───── Supplied material

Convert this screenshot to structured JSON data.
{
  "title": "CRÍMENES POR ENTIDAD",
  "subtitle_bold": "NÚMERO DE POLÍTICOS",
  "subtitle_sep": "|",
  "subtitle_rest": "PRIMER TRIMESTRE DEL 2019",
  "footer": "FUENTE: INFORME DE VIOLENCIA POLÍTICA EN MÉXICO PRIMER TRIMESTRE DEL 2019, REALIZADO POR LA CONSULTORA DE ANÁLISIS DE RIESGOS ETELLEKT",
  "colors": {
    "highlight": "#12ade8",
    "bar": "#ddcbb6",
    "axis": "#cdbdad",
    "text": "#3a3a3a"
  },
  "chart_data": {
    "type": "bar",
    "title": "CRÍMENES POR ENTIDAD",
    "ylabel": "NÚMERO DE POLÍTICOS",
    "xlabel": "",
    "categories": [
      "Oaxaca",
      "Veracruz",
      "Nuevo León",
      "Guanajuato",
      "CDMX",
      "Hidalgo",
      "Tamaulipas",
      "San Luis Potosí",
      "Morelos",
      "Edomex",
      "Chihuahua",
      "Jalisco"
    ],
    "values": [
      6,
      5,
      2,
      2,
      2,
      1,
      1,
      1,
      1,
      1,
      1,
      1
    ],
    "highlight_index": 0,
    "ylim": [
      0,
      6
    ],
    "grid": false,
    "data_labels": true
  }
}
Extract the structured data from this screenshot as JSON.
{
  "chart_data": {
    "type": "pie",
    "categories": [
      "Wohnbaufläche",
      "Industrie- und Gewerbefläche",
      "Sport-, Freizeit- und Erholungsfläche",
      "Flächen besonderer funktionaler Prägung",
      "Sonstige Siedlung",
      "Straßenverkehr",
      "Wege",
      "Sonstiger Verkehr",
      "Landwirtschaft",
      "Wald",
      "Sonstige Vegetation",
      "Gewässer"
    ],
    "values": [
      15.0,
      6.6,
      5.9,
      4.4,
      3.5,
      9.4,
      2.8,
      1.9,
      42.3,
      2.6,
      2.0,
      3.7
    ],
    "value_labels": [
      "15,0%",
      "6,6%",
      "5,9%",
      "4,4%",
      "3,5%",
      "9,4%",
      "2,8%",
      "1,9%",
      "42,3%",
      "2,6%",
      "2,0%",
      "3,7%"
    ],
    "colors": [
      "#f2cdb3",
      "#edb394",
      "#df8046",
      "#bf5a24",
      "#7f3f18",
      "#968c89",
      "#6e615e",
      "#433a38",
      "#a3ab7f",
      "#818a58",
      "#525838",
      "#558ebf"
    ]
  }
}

──────────

* _Task requirements_:
The answer is a single number: how many lines include the word "screenshot"?

* _Final result_:
2